▸ Directive: Repeat every line below exactly, word for word.

----

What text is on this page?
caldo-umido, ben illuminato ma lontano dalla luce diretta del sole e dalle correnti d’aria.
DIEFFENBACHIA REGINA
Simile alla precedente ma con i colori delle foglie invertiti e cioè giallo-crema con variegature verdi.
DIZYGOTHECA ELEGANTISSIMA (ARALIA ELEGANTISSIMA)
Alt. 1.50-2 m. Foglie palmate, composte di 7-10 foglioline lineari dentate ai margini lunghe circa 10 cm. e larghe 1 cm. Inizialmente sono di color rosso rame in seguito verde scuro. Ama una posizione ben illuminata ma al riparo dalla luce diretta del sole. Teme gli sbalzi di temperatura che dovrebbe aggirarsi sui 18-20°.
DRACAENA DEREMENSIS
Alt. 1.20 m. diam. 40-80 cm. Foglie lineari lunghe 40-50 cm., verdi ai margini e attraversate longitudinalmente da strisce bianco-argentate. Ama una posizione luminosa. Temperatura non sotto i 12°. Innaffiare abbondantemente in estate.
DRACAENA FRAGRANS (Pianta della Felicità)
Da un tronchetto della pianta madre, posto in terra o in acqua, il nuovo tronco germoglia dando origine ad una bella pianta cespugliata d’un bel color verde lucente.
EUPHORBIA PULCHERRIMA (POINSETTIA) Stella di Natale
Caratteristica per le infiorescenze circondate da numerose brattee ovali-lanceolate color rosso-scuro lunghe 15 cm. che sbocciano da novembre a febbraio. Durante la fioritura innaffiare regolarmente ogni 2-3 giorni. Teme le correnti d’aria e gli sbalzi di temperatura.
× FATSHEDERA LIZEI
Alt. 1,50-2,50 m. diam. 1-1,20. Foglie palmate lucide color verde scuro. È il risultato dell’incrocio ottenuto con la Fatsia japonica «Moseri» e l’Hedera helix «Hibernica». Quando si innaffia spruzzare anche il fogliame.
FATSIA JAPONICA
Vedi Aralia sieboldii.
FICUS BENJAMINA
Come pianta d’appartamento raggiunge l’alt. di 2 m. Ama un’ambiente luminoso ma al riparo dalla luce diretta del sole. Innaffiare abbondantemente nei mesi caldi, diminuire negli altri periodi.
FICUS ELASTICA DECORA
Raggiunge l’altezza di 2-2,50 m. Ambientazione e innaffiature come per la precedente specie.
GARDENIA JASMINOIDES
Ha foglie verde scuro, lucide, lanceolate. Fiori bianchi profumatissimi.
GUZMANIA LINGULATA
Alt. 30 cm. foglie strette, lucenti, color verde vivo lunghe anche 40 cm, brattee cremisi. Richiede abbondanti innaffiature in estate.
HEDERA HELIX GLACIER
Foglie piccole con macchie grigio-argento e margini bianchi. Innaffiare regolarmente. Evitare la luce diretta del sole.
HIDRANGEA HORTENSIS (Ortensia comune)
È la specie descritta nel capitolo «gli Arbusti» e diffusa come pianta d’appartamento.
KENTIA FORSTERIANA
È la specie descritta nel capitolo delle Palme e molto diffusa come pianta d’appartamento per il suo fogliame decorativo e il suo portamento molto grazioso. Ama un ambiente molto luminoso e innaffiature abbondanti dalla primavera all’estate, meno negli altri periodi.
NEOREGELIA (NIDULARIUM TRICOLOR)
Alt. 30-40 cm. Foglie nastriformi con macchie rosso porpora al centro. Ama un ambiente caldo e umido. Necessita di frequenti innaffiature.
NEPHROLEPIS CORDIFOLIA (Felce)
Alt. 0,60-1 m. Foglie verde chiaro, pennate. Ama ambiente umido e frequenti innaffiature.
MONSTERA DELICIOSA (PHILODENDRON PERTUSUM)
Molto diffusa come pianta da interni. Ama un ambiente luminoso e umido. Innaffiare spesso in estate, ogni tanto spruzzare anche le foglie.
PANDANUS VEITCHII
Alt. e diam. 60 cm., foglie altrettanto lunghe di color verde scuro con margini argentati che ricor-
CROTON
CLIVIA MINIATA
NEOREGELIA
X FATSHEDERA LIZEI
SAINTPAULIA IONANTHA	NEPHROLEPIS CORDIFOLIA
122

----

▸ Output for this exercise:
What text is on this page?
caldo-umido, ben illuminato ma lontano dalla luce diretta del sole e dalle correnti d’aria.
DIEFFENBACHIA REGINA
Simile alla precedente ma con i colori delle foglie invertiti e cioè giallo-crema con variegature verdi.
DIZYGOTHECA ELEGANTISSIMA (ARALIA ELEGANTISSIMA)
Alt. 1.50-2 m. Foglie palmate, composte di 7-10 foglioline lineari dentate ai margini lunghe circa 10 cm. e larghe 1 cm. Inizialmente sono di color rosso rame in seguito verde scuro. Ama una posizione ben illuminata ma al riparo dalla luce diretta del sole. Teme gli sbalzi di temperatura che dovrebbe aggirarsi sui 18-20°.
DRACAENA DEREMENSIS
Alt. 1.20 m. diam. 40-80 cm. Foglie lineari lunghe 40-50 cm., verdi ai margini e attraversate longitudinalmente da strisce bianco-argentate. Ama una posizione luminosa. Temperatura non sotto i 12°. Innaffiare abbondantemente in estate.
DRACAENA FRAGRANS (Pianta della Felicità)
Da un tronchetto della pianta madre, posto in terra o in acqua, il nuovo tronco germoglia dando origine ad una bella pianta cespugliata d’un bel color verde lucente.
EUPHORBIA PULCHERRIMA (POINSETTIA) Stella di Natale
Caratteristica per le infiorescenze circondate da numerose brattee ovali-lanceolate color rosso-scuro lunghe 15 cm. che sbocciano da novembre a febbraio. Durante la fioritura innaffiare regolarmente ogni 2-3 giorni. Teme le correnti d’aria e gli sbalzi di temperatura.
× FATSHEDERA LIZEI
Alt. 1,50-2,50 m. diam. 1-1,20. Foglie palmate lucide color verde scuro. È il risultato dell’incrocio ottenuto con la Fatsia japonica «Moseri» e l’Hedera helix «Hibernica». Quando si innaffia spruzzare anche il fogliame.
FATSIA JAPONICA
Vedi Aralia sieboldii.
FICUS BENJAMINA
Come pianta d’appartamento raggiunge l’alt. di 2 m. Ama un’ambiente luminoso ma al riparo dalla luce diretta del sole. Innaffiare abbondantemente nei mesi caldi, diminuire negli altri periodi.
FICUS ELASTICA DECORA
Raggiunge l’altezza di 2-2,50 m. Ambientazione e innaffiature come per la precedente specie.
GARDENIA JASMINOIDES
Ha foglie verde scuro, lucide, lanceolate. Fiori bianchi profumatissimi.
GUZMANIA LINGULATA
Alt. 30 cm. foglie strette, lucenti, color verde vivo lunghe anche 40 cm, brattee cremisi. Richiede abbondanti innaffiature in estate.
HEDERA HELIX GLACIER
Foglie piccole con macchie grigio-argento e margini bianchi. Innaffiare regolarmente. Evitare la luce diretta del sole.
HIDRANGEA HORTENSIS (Ortensia comune)
È la specie descritta nel capitolo «gli Arbusti» e diffusa come pianta d’appartamento.
KENTIA FORSTERIANA
È la specie descritta nel capitolo delle Palme e molto diffusa come pianta d’appartamento per il suo fogliame decorativo e il suo portamento molto grazioso. Ama un ambiente molto luminoso e innaffiature abbondanti dalla primavera all’estate, meno negli altri periodi.
NEOREGELIA (NIDULARIUM TRICOLOR)
Alt. 30-40 cm. Foglie nastriformi con macchie rosso porpora al centro. Ama un ambiente caldo e umido. Necessita di frequenti innaffiature.
NEPHROLEPIS CORDIFOLIA (Felce)
Alt. 0,60-1 m. Foglie verde chiaro, pennate. Ama ambiente umido e frequenti innaffiature.
MONSTERA DELICIOSA (PHILODENDRON PERTUSUM)
Molto diffusa come pianta da interni. Ama un ambiente luminoso e umido. Innaffiare spesso in estate, ogni tanto spruzzare anche le foglie.
PANDANUS VEITCHII
Alt. e diam. 60 cm., foglie altrettanto lunghe di color verde scuro con margini argentati che ricor-
CROTON
CLIVIA MINIATA
NEOREGELIA
X FATSHEDERA LIZEI
SAINTPAULIA IONANTHA	NEPHROLEPIS CORDIFOLIA
122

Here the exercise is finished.